The structure is strictly the same.

(A) For struct RObject or RClass, we search the variable in iv_tbl. As iv_tbl can also be NULL, we must check it before using it. Then if st_lookup() finds the relation, it returns true, so the whole if can be read as “If the instance variable has been set, return its value”.

(C) If no correspondence could be found, in other words if we read an instance variable that has not been set, we first leave the if then the switch. rb_warning() will then issue a warning and nil will be returned. That’s because you can read instance variables that have not been set in Ruby.

(B) On the other hand, if the structure is neither struct RObject nor RClass, the instance variable table is searched in generic_iv_tbl. What generic_ivar_get() does can be easily guessed, so I won’t explain it. I’d rather want you to focus on the if.

I already told you that generic_ivar_set() sets the FL_EXIVAR flag to make the check faster.

And what is rb_special_const_p()? This function returns true when its parameter obj does not point to a structure. As no structure means no basic.flags, no flag can be set, and FL_xxxx() will always returns false. That’s why these objects have to be treated specially.

Structures for objects

In this section we’ll see simply, among object structures, what the important ones contain and how they are handled.

`struct RString`

struct RString is the structure for the instances of the String class and its subclasses.

▼ struct RString

 314  struct RString {
 315      struct RBasic basic;
 316      long len;
 317      char *ptr;
 318      union {
 319          long capa;
 320          VALUE shared;
 321      } aux;
 322  };

(ruby.h)

ptr is a pointer to the string, and len the length of that string. Very straightforward.

Rather than a string, Ruby’s string is more a byte array, and can contain any byte including NUL. So when thinking at the Ruby level, ending the string with NUL does not mean anything. As C functions require NUL, for convenience the ending NUL is there, however, it is not included in len.

When dealing with a string coming from the interpreter or an extension library, you can write RSTRING(str)->ptr or RSTRING(str)->len, and access ptr and len. But there are some points to pay attention to.

you have to check before if str really points to a struct RString
you can read the members, but you must not modify them
you can’t store RSTRING(str)->ptr in something like a local variable and use it later

Why is that? First, there is an important software engineering principle: Don’t arbitrarily tamper with someone’s data. Interface functions are there for a reason. However, there are concrete reasons in ruby’s design why you should not do such things as consulting or storing a pointer, and that’s related to the fourth member aux. However, to explain properly how to use aux, we have to explain first a little more of Ruby’s strings’ characteristics.

▶ What you will do:
1 - In the excerpt on Ruby internals, when does rb_special_const_p() return true?
2 - Check each statement against the excerpt on Ruby internals and answer yes or no, quoting the words that decide it: (a) The ending NUL of a Ruby string is counted in len. (b) Reading an instance variable that has not been set returns nil. (c) generic_ivar_set() sets the FL_EXIVAR flag.
3 - From the excerpt on Ruby internals, return the part that opens with the words containing "Rather than a" and closes with "included in len.".

▶ Data:
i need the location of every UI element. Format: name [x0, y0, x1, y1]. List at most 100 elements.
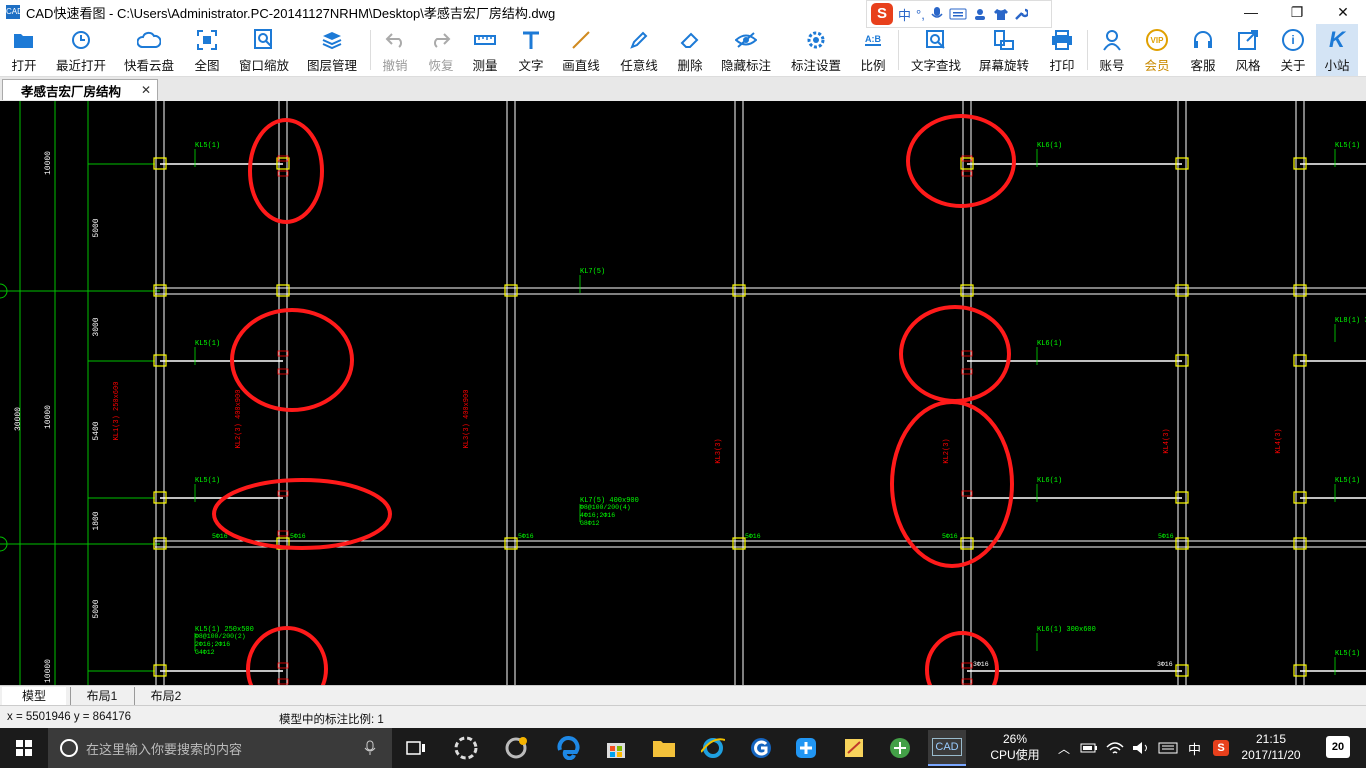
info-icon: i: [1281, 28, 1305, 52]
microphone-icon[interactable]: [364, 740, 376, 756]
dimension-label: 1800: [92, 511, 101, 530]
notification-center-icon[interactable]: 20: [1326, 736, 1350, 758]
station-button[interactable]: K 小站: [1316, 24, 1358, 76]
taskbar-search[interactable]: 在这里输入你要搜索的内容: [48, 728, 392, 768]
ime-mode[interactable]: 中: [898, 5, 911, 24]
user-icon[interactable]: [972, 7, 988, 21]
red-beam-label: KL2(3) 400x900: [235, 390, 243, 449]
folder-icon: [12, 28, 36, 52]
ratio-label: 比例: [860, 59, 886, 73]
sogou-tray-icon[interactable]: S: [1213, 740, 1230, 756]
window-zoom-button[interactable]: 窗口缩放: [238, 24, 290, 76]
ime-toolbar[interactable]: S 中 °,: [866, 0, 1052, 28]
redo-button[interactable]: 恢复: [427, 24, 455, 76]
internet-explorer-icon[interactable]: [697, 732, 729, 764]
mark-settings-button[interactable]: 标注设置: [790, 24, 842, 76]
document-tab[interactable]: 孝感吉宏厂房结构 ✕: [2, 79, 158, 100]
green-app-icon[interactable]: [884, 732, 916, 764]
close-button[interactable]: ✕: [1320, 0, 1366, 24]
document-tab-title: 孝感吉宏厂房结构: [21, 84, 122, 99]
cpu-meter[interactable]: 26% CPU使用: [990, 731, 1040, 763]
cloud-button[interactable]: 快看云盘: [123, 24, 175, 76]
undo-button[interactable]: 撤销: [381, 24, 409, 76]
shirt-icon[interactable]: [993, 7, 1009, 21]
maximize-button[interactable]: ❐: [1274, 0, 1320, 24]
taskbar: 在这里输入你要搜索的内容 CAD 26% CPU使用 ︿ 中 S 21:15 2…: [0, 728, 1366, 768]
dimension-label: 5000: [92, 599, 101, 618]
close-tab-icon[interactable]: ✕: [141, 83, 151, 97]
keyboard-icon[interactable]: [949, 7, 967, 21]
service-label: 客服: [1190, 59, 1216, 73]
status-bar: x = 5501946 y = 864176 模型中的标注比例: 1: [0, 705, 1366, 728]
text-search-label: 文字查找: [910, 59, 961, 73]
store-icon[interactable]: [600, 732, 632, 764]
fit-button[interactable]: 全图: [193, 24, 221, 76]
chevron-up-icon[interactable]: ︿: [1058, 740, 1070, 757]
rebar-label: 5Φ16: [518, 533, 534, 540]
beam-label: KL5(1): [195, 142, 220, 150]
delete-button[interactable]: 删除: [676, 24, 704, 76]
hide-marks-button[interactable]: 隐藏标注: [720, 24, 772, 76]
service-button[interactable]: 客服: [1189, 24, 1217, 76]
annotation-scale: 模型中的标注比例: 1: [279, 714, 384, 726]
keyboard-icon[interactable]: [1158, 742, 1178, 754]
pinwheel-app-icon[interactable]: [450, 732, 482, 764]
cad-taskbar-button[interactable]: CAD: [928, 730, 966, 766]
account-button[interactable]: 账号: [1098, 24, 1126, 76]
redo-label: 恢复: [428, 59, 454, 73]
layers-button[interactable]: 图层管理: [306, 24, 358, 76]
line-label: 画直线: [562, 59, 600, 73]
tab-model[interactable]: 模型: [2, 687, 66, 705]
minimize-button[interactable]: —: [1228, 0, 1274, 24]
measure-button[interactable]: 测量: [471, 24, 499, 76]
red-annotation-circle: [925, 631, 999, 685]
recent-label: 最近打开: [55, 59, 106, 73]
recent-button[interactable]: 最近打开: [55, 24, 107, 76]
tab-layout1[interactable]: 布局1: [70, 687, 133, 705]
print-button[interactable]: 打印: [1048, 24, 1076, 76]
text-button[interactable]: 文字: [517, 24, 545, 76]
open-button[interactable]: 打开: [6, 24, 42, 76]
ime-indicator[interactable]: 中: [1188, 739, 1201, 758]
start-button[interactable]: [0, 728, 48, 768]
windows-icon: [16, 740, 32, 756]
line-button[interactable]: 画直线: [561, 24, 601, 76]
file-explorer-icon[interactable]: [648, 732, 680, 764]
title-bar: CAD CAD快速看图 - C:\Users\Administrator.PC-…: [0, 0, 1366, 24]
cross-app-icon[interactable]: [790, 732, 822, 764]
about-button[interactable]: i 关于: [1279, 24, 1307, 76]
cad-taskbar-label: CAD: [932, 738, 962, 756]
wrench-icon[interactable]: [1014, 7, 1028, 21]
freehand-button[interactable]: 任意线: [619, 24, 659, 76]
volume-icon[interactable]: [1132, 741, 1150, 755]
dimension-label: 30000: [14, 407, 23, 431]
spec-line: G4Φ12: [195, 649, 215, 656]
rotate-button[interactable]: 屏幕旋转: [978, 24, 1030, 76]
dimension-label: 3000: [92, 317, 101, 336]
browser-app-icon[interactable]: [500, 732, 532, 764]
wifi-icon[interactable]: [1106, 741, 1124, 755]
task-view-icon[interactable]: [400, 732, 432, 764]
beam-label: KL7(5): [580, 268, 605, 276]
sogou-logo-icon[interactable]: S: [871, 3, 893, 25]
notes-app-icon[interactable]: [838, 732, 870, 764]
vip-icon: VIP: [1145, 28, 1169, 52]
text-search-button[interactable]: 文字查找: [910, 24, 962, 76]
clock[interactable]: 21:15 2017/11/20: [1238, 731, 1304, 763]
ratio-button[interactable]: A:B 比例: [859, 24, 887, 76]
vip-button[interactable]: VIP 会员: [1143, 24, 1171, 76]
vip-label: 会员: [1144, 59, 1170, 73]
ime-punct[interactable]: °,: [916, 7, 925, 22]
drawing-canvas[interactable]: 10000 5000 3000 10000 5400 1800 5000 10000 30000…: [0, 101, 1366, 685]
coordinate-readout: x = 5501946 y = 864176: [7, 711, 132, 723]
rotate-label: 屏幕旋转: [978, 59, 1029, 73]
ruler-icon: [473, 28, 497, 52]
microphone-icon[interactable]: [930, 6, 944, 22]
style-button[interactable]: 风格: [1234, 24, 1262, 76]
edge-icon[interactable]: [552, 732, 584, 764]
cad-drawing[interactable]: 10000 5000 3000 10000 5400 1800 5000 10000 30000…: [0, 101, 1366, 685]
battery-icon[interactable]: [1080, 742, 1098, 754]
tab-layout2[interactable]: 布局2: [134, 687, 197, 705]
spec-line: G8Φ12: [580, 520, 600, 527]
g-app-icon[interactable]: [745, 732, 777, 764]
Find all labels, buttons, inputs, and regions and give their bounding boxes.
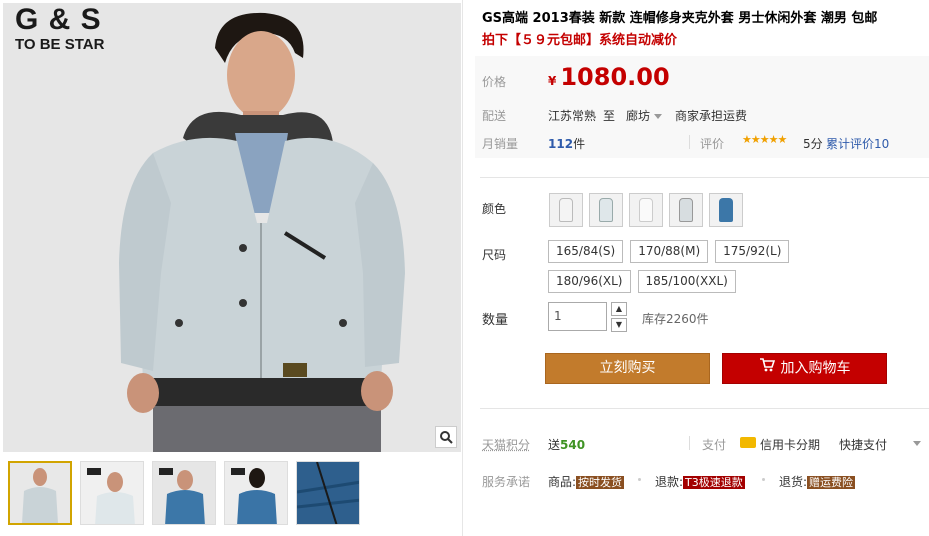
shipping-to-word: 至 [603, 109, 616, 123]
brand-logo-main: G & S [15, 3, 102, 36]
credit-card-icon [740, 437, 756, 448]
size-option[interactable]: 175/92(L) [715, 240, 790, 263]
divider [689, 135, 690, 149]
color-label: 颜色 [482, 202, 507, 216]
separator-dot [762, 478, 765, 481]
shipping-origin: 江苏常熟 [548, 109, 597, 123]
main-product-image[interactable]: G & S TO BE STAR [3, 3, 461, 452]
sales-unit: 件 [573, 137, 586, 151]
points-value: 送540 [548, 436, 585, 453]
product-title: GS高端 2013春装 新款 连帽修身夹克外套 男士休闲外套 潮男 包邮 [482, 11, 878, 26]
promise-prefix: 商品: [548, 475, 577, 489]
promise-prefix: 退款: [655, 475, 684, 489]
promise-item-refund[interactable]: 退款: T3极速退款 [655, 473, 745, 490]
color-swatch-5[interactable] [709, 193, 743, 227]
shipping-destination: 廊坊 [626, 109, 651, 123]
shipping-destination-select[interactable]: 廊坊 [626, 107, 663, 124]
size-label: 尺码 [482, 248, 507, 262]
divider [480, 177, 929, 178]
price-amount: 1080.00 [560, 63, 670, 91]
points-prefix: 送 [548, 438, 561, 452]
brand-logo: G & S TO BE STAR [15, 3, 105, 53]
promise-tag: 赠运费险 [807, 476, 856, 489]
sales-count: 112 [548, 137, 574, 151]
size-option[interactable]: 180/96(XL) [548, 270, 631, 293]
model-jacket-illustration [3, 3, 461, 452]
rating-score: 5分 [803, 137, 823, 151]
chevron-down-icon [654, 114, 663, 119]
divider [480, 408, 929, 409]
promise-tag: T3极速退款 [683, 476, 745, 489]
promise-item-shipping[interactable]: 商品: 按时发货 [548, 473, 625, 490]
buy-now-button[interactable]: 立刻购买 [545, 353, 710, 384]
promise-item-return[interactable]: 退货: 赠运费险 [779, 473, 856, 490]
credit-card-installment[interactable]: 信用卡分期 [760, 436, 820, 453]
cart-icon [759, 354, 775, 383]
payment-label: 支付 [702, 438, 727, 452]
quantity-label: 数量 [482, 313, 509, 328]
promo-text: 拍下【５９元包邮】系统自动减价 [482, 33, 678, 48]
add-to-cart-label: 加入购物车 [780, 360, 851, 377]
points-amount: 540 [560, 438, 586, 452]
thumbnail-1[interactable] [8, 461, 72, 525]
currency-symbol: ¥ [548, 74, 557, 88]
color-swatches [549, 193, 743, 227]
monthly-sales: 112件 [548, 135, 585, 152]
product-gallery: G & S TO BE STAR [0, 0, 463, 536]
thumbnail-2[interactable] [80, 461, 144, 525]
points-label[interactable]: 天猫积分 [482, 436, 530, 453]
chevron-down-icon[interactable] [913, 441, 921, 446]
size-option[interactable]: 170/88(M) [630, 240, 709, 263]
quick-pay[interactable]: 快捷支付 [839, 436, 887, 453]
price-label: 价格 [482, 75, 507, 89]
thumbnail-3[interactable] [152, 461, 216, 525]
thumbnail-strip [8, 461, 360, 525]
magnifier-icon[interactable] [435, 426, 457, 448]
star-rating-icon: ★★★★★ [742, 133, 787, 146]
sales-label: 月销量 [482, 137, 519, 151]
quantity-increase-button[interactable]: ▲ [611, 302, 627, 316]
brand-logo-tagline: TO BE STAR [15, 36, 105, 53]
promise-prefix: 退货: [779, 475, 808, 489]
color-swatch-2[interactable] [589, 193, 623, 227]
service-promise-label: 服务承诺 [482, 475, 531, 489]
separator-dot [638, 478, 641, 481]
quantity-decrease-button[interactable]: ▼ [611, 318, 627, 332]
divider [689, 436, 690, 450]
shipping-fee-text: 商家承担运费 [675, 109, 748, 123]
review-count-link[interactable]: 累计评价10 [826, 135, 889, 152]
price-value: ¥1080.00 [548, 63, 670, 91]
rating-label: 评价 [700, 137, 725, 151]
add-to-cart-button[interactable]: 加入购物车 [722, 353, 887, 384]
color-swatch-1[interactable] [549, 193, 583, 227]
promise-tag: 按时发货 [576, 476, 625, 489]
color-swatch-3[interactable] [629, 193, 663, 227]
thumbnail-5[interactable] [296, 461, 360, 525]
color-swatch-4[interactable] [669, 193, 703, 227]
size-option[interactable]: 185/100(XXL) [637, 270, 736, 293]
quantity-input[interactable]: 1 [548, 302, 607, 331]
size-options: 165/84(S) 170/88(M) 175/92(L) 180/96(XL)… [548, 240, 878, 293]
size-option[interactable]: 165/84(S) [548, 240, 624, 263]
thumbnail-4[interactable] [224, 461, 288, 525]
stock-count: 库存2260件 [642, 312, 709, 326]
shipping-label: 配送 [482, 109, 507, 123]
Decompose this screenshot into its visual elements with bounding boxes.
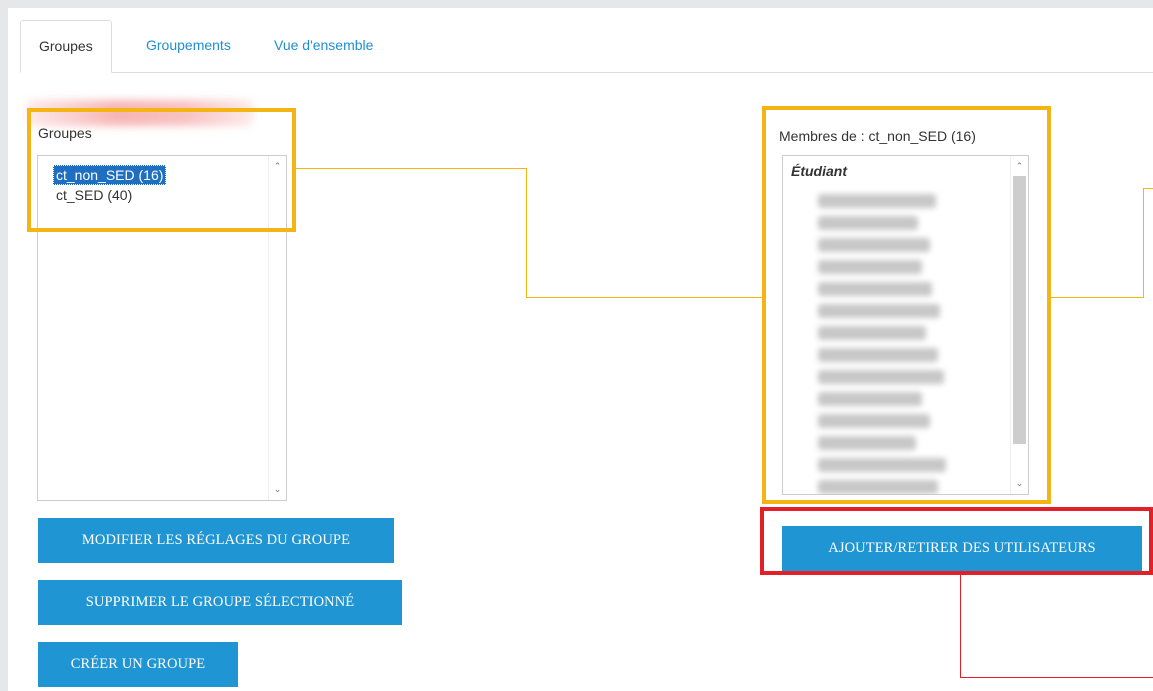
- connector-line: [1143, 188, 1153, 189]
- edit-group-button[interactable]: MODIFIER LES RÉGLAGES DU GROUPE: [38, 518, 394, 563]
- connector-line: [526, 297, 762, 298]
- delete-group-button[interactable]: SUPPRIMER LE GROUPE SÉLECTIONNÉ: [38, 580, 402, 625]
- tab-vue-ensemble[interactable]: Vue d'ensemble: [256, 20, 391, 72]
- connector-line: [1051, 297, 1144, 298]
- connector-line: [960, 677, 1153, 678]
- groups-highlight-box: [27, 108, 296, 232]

▶ Answer list:
1 - It returns true when its parameter obj does not point to a structure.

2 -
(a) No: "it is not included in len."
(b) Yes: "rb_warning() will then issue a warning and nil will be returned."
(c) Yes: "generic_ivar_set() sets the FL_EXIVAR flag to make the check faster."

3 -
Rather than a string, Ruby’s string is more a byte array, and can contain any byte including NUL. So when thinking at the Ruby level, ending the string with NUL does not mean anything. As C functions require NUL, for convenience the ending NUL is there, however, it is not included in len.